TASK INSTRUCTIONS: Write out every line below that includes the word "Dagaz".

BEGIN EXCERPTED DATA

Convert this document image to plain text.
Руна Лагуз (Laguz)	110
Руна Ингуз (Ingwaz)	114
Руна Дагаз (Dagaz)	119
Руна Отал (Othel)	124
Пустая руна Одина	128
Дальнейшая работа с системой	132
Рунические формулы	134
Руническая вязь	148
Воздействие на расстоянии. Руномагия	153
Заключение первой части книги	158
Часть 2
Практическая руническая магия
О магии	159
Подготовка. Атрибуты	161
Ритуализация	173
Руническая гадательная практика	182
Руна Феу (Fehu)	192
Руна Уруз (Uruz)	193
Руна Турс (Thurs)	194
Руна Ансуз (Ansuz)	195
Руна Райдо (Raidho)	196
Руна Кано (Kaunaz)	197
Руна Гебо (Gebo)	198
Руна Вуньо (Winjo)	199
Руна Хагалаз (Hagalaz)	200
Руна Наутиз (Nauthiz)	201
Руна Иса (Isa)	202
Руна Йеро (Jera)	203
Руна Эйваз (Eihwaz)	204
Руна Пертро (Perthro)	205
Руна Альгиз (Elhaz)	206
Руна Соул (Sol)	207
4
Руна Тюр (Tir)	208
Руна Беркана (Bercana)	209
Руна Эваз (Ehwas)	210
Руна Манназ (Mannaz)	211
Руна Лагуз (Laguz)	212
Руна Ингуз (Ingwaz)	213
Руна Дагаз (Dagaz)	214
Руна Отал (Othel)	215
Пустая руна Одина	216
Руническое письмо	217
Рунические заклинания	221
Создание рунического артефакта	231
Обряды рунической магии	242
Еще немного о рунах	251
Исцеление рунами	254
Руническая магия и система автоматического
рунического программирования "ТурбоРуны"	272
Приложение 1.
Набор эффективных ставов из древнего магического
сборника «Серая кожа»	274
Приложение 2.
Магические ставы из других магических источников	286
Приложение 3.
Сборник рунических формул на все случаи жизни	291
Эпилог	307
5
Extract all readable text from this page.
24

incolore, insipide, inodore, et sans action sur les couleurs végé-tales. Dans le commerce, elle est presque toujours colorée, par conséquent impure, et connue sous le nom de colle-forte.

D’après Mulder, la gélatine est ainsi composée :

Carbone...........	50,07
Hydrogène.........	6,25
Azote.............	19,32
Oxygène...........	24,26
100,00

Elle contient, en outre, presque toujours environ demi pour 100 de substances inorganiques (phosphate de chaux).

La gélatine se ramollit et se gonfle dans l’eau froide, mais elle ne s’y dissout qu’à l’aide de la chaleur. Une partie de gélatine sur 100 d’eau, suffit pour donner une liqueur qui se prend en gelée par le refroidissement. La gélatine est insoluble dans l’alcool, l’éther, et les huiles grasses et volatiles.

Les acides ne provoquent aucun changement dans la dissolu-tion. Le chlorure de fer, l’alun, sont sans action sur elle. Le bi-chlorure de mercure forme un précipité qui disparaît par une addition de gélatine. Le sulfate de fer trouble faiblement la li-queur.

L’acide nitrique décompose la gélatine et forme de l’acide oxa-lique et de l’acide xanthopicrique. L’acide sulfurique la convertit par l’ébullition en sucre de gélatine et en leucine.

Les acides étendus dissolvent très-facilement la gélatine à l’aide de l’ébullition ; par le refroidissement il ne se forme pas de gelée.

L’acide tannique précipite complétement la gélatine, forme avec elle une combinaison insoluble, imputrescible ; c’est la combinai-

END EXCERPTED DATA

SOLUTION TO THIS EXERCISE:
Руна Дагаз (Dagaz)	119
Руна Дагаз (Dagaz)	214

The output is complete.